**STATED PROBLEM:** Of all the lines in the material, how many include the word "Output"? Reply with the number alone.

**MATERIAL TO PROCESS:**
= = =
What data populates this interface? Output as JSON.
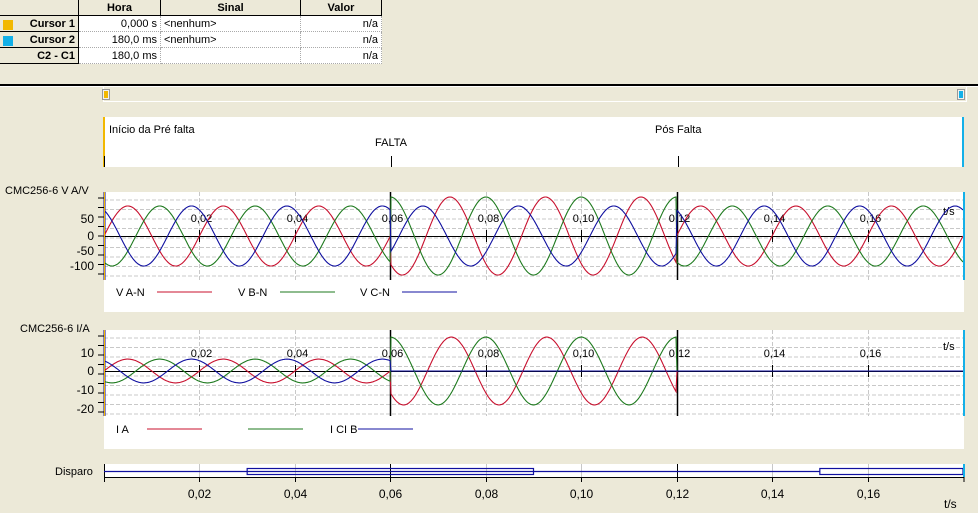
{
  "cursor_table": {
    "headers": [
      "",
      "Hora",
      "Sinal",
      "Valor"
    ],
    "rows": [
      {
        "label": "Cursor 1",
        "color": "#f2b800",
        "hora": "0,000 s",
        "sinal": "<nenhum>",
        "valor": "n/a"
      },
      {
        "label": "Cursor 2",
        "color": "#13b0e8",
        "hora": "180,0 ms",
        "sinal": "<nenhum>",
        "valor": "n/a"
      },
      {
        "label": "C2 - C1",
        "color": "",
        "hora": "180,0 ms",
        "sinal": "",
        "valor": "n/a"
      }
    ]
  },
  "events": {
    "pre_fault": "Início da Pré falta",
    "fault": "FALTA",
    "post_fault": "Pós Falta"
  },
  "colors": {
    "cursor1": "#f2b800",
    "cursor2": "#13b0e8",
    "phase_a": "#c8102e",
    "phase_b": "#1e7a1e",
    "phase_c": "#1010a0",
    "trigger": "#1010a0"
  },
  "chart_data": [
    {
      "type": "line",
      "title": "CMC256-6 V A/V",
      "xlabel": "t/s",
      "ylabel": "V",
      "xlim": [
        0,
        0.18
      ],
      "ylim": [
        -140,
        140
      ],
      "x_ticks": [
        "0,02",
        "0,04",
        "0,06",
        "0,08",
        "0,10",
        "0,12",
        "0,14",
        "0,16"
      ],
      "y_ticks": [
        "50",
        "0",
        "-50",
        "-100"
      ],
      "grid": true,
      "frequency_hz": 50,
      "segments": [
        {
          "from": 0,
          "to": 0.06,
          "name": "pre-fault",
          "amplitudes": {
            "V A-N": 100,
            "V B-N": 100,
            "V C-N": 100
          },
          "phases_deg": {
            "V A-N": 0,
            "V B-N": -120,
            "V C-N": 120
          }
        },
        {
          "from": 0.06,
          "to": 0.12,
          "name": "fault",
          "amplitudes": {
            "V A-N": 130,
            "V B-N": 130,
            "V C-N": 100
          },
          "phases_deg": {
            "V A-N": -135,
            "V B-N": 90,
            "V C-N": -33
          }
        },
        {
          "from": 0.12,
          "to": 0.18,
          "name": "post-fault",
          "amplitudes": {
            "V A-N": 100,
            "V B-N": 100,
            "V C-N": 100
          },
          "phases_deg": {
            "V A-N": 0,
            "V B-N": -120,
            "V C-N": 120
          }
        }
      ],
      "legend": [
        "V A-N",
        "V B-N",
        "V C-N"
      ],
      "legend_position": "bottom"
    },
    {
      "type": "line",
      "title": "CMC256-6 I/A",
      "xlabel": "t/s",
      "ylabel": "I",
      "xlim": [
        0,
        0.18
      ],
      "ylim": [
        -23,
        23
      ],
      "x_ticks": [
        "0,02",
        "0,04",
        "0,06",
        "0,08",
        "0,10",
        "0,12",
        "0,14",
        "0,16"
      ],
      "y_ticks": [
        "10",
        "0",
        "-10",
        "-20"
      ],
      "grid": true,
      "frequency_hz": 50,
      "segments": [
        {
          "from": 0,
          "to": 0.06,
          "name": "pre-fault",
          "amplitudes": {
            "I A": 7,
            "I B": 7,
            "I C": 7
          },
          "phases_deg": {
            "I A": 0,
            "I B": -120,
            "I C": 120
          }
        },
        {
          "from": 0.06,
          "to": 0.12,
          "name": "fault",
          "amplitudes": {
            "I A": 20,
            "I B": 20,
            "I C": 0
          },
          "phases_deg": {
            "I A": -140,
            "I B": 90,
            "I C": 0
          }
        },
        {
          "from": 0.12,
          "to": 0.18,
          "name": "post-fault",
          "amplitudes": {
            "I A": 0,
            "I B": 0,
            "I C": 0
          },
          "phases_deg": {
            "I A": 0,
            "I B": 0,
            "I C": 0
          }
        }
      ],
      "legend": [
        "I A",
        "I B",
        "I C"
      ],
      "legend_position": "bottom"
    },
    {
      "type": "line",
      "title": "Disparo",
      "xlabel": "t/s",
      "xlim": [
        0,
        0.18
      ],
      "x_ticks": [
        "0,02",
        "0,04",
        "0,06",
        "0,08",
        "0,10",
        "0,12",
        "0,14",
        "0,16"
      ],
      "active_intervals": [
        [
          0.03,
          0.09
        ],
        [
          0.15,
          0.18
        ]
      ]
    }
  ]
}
= = =
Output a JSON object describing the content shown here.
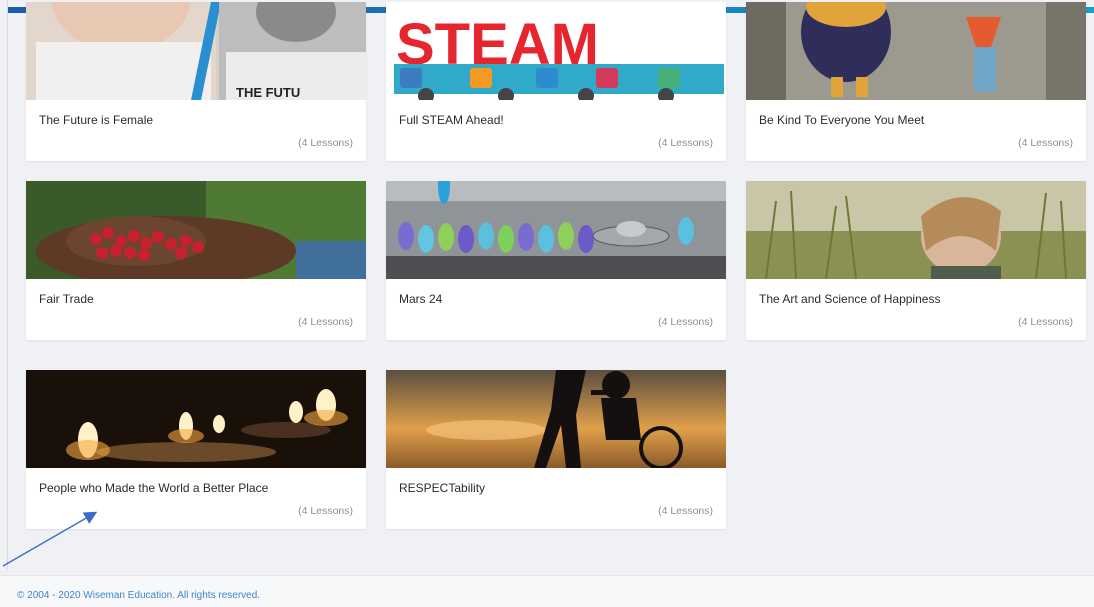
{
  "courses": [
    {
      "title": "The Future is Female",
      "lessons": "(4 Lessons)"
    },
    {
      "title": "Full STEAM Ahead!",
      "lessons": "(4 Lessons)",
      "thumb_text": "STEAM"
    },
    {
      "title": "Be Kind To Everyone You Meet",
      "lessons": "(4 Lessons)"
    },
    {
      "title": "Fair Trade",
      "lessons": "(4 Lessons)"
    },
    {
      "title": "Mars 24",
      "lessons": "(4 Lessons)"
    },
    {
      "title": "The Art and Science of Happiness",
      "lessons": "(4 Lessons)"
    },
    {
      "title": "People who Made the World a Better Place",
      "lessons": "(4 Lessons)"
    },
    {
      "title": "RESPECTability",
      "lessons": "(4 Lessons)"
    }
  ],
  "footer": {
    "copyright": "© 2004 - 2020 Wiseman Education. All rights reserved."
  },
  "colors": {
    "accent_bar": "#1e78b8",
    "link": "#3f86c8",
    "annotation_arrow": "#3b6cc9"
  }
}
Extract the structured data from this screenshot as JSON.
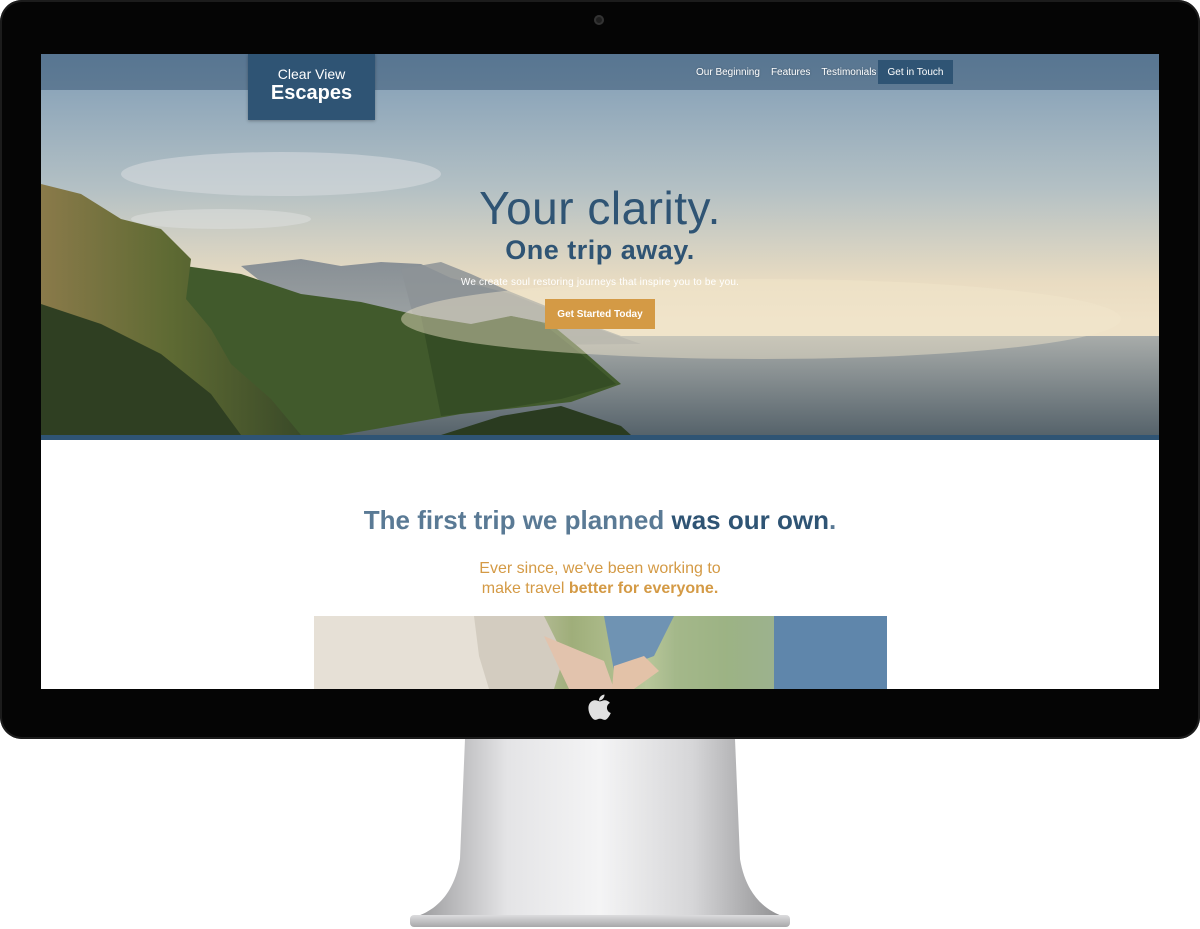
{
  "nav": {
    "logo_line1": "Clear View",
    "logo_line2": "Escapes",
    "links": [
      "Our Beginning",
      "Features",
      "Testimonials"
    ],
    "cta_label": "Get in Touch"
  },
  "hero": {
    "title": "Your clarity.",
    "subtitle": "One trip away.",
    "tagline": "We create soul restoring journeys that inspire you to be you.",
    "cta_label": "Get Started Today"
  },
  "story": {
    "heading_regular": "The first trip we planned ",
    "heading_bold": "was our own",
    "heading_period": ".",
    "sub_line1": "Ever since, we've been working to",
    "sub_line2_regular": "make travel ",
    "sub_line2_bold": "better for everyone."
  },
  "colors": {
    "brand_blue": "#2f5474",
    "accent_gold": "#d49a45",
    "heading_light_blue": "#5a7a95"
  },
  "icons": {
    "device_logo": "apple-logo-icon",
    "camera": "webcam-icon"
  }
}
= = =
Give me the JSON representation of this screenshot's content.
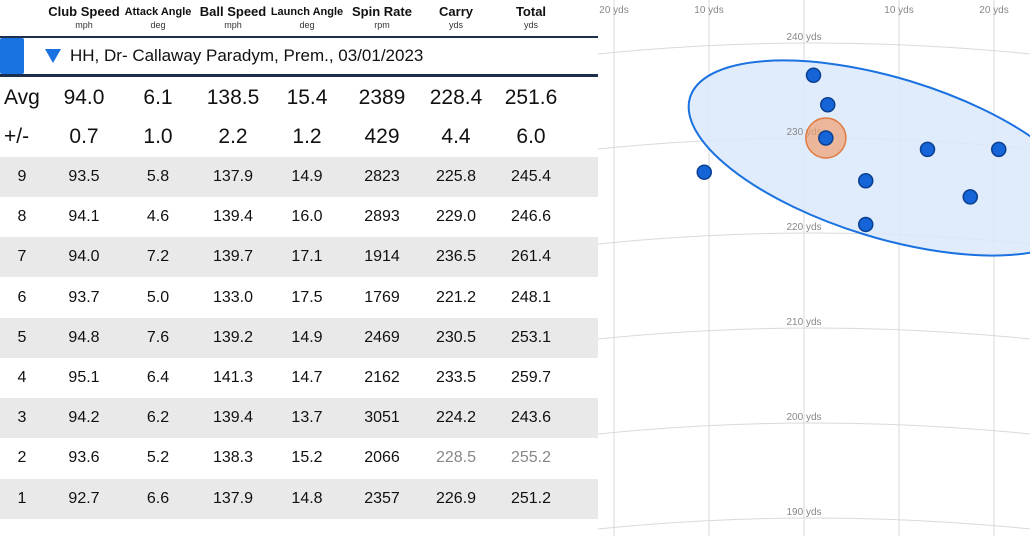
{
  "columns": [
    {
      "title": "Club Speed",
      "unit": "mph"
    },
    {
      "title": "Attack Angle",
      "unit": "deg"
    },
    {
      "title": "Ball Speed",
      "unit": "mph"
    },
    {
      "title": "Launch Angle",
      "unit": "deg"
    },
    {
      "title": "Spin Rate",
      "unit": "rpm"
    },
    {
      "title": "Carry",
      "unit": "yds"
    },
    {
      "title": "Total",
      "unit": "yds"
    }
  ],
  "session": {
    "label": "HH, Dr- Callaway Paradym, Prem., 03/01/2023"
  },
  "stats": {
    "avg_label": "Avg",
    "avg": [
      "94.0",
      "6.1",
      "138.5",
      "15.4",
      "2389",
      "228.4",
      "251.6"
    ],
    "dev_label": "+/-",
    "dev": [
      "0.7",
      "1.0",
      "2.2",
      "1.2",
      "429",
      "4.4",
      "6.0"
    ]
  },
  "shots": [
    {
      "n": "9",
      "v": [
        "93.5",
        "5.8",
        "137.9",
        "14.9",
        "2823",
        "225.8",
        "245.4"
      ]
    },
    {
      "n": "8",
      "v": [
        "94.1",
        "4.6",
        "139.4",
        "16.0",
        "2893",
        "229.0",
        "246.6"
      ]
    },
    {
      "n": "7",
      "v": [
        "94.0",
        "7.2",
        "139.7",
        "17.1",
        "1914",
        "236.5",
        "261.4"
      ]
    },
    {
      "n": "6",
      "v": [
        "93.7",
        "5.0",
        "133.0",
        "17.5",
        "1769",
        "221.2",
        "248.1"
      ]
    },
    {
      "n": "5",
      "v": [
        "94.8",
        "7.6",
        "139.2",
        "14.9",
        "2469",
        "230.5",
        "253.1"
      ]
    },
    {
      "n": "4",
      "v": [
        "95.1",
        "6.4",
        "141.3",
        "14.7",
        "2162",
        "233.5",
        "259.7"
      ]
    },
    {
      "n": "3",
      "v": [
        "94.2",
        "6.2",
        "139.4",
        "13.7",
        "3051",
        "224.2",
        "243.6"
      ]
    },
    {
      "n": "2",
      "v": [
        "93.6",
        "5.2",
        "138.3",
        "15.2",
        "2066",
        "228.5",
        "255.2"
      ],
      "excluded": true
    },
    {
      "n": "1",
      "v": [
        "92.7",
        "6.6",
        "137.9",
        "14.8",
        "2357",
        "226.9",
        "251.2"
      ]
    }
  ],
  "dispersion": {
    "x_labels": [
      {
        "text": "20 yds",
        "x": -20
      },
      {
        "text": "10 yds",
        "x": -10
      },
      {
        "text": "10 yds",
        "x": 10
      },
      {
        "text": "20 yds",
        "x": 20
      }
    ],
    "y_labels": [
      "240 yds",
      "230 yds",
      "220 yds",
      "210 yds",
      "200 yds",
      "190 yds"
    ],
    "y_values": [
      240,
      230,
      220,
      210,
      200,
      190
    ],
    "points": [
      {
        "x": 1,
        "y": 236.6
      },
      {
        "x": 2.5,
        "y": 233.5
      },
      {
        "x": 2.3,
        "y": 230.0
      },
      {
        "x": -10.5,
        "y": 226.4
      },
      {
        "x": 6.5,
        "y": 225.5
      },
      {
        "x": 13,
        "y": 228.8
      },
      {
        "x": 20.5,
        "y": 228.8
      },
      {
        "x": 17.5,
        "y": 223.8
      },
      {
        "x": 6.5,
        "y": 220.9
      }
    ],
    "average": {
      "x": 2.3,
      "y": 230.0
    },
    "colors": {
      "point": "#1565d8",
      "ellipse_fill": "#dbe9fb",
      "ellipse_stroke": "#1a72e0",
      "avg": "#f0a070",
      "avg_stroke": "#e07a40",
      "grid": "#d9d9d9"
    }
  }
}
= = =
**REPLY TO THE EXERCISE:** 2